### Entries taken from a collection:
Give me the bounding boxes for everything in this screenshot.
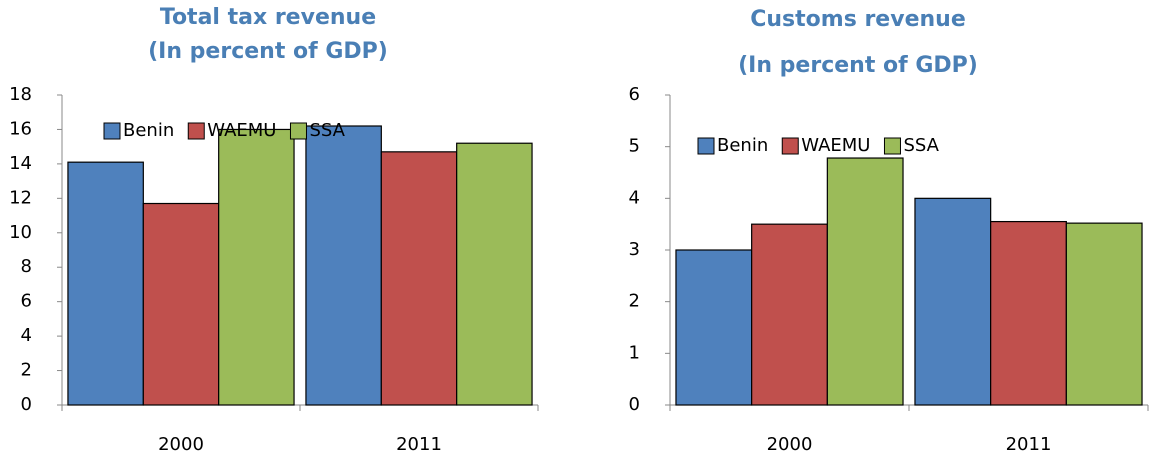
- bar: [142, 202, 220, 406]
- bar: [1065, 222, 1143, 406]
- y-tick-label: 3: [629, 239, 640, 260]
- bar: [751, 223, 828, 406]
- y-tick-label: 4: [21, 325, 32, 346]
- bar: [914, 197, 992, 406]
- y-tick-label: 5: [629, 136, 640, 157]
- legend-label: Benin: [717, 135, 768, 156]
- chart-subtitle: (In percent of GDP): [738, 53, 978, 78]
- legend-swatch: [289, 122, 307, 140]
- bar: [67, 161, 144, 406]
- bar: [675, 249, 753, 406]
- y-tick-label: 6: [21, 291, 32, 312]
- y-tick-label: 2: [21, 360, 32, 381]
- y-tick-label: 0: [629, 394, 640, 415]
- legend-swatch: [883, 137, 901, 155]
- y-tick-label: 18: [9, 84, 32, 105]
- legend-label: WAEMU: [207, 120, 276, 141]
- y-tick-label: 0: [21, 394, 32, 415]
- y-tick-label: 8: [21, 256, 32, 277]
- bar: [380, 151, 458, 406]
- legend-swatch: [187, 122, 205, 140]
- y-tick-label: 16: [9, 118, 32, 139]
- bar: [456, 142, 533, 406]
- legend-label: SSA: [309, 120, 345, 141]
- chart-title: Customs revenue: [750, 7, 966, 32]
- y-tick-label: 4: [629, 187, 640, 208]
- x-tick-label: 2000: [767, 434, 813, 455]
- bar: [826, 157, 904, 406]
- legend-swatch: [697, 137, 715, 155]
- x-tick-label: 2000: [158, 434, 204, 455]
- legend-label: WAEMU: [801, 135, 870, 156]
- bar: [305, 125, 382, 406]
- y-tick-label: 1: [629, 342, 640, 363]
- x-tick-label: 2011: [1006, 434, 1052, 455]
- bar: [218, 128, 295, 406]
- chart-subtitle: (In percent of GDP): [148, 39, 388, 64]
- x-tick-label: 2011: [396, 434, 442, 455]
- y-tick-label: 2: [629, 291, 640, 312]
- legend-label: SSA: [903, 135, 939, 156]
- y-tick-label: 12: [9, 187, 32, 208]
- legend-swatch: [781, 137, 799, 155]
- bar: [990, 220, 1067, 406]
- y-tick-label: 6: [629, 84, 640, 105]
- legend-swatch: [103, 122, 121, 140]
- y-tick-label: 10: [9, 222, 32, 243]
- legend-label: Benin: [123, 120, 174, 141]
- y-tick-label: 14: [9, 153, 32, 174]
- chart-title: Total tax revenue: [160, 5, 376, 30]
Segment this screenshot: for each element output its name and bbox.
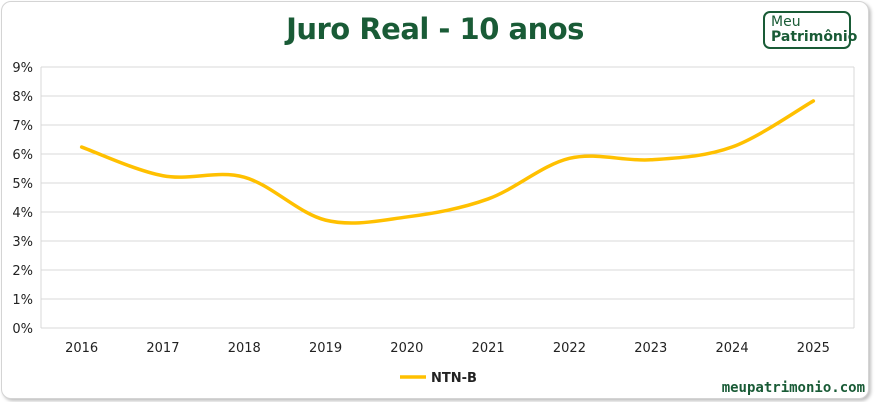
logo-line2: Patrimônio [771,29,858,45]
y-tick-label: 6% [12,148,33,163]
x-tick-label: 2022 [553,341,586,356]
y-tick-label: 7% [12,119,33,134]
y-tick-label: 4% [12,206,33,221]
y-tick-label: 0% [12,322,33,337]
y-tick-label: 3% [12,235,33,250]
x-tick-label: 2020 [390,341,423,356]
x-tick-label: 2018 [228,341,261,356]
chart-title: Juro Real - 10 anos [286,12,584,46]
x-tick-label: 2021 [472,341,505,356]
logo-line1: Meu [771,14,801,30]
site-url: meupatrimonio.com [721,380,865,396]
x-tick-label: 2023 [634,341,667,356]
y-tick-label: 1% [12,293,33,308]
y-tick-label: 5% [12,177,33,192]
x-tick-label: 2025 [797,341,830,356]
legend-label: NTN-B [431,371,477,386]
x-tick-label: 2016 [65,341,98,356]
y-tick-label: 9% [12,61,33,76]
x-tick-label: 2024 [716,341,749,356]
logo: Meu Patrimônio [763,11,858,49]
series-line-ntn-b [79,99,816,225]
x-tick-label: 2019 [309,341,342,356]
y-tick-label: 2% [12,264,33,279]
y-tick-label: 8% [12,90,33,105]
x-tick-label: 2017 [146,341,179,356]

### Problem to solve:
Reproduce the lines of the items above verbatim, covering the stretch from the line containing "- bar: [142, 202, 220, 406]" through the line containing "- bar: [675, 249, 753, 406]", both included.

### Task answer:
- bar: [142, 202, 220, 406]
- bar: [1065, 222, 1143, 406]
- y-tick-label: 3: [629, 239, 640, 260]
- bar: [751, 223, 828, 406]
- y-tick-label: 4: [21, 325, 32, 346]
- bar: [914, 197, 992, 406]
- y-tick-label: 5: [629, 136, 640, 157]
- legend-label: Benin: [717, 135, 768, 156]
- chart-subtitle: (In percent of GDP): [738, 53, 978, 78]
- legend-swatch: [289, 122, 307, 140]
- bar: [67, 161, 144, 406]
- bar: [675, 249, 753, 406]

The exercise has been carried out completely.